• _Listing_
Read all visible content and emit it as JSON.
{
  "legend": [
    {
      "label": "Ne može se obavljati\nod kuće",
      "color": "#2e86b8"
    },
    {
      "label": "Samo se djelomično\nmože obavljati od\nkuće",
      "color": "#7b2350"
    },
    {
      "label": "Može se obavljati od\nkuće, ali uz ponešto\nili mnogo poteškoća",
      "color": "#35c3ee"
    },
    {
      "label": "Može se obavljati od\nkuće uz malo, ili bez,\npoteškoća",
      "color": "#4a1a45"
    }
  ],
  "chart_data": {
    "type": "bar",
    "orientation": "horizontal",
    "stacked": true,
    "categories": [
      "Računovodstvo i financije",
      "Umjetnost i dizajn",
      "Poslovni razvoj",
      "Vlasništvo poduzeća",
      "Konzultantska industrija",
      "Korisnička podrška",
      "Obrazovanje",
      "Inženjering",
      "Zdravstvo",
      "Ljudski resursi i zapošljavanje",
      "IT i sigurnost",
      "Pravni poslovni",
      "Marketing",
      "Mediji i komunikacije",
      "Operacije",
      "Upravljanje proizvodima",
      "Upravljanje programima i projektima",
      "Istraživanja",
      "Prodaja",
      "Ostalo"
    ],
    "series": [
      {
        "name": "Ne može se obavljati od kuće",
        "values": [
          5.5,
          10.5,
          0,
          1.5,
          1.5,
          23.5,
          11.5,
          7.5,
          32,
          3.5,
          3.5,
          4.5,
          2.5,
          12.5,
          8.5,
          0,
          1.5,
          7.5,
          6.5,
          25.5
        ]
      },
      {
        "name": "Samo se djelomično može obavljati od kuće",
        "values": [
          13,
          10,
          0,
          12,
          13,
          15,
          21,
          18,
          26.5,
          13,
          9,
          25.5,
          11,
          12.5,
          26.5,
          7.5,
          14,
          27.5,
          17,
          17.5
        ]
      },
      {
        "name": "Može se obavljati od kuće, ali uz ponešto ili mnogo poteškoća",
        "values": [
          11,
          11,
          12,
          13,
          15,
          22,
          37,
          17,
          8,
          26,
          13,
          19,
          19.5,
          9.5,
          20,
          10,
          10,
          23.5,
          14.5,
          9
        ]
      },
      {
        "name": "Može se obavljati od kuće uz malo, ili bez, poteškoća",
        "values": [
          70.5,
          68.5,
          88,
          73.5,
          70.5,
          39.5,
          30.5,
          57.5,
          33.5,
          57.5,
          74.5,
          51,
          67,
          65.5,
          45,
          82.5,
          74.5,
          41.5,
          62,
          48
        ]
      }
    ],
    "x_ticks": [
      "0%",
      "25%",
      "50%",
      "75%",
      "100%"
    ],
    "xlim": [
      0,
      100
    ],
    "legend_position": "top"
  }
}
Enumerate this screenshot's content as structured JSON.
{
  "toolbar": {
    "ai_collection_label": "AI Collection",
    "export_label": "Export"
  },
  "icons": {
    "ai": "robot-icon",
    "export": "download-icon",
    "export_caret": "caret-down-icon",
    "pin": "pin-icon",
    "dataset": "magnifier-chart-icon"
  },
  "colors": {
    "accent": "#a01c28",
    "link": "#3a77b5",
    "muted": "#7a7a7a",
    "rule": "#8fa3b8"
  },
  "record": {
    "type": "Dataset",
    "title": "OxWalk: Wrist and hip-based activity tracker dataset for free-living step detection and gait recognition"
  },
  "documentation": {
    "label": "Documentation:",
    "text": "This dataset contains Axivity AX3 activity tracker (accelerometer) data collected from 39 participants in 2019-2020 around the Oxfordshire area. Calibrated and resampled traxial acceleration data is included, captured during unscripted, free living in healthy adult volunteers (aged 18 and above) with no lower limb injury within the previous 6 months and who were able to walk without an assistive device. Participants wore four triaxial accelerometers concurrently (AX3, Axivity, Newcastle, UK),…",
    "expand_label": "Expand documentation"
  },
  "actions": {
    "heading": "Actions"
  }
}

• _Exercise objective_
Quote every record above exactly.

• _Exercise answer_
Read all visible content and emit it as JSON.
{
  "legend": [
    {
      "label": "Ne može se obavljati\nod kuće",
      "color": "#2e86b8"
    },
    {
      "label": "Samo se djelomično\nmože obavljati od\nkuće",
      "color": "#7b2350"
    },
    {
      "label": "Može se obavljati od\nkuće, ali uz ponešto\nili mnogo poteškoća",
      "color": "#35c3ee"
    },
    {
      "label": "Može se obavljati od\nkuće uz malo, ili bez,\npoteškoća",
      "color": "#4a1a45"
    }
  ],
  "chart_data": {
    "type": "bar",
    "orientation": "horizontal",
    "stacked": true,
    "categories": [
      "Računovodstvo i financije",
      "Umjetnost i dizajn",
      "Poslovni razvoj",
      "Vlasništvo poduzeća",
      "Konzultantska industrija",
      "Korisnička podrška",
      "Obrazovanje",
      "Inženjering",
      "Zdravstvo",
      "Ljudski resursi i zapošljavanje",
      "IT i sigurnost",
      "Pravni poslovni",
      "Marketing",
      "Mediji i komunikacije",
      "Operacije",
      "Upravljanje proizvodima",
      "Upravljanje programima i projektima",
      "Istraživanja",
      "Prodaja",
      "Ostalo"
    ],
    "series": [
      {
        "name": "Ne može se obavljati od kuće",
        "values": [
          5.5,
          10.5,
          0,
          1.5,
          1.5,
          23.5,
          11.5,
          7.5,
          32,
          3.5,
          3.5,
          4.5,
          2.5,
          12.5,
          8.5,
          0,
          1.5,
          7.5,
          6.5,
          25.5
        ]
      },
      {
        "name": "Samo se djelomično može obavljati od kuće",
        "values": [
          13,
          10,
          0,
          12,
          13,
          15,
          21,
          18,
          26.5,
          13,
          9,
          25.5,
          11,
          12.5,
          26.5,
          7.5,
          14,
          27.5,
          17,
          17.5
        ]
      },
      {
        "name": "Može se obavljati od kuće, ali uz ponešto ili mnogo poteškoća",
        "values": [
          11,
          11,
          12,
          13,
          15,
          22,
          37,
          17,
          8,
          26,
          13,
          19,
          19.5,
          9.5,
          20,
          10,
          10,
          23.5,
          14.5,
          9
        ]
      },
      {
        "name": "Može se obavljati od kuće uz malo, ili bez, poteškoća",
        "values": [
          70.5,
          68.5,
          88,
          73.5,
          70.5,
          39.5,
          30.5,
          57.5,
          33.5,
          57.5,
          74.5,
          51,
          67,
          65.5,
          45,
          82.5,
          74.5,
          41.5,
          62,
          48
        ]
      }
    ],
    "x_ticks": [
      "0%",
      "25%",
      "50%",
      "75%",
      "100%"
    ],
    "xlim": [
      0,
      100
    ],
    "legend_position": "top"
  }
}
Enumerate this screenshot's content as structured JSON.
{
  "toolbar": {
    "ai_collection_label": "AI Collection",
    "export_label": "Export"
  },
  "icons": {
    "ai": "robot-icon",
    "export": "download-icon",
    "export_caret": "caret-down-icon",
    "pin": "pin-icon",
    "dataset": "magnifier-chart-icon"
  },
  "colors": {
    "accent": "#a01c28",
    "link": "#3a77b5",
    "muted": "#7a7a7a",
    "rule": "#8fa3b8"
  },
  "record": {
    "type": "Dataset",
    "title": "OxWalk: Wrist and hip-based activity tracker dataset for free-living step detection and gait recognition"
  },
  "documentation": {
    "label": "Documentation:",
    "text": "This dataset contains Axivity AX3 activity tracker (accelerometer) data collected from 39 participants in 2019-2020 around the Oxfordshire area. Calibrated and resampled traxial acceleration data is included, captured during unscripted, free living in healthy adult volunteers (aged 18 and above) with no lower limb injury within the previous 6 months and who were able to walk without an assistive device. Participants wore four triaxial accelerometers concurrently (AX3, Axivity, Newcastle, UK),…",
    "expand_label": "Expand documentation"
  },
  "actions": {
    "heading": "Actions"
  }
}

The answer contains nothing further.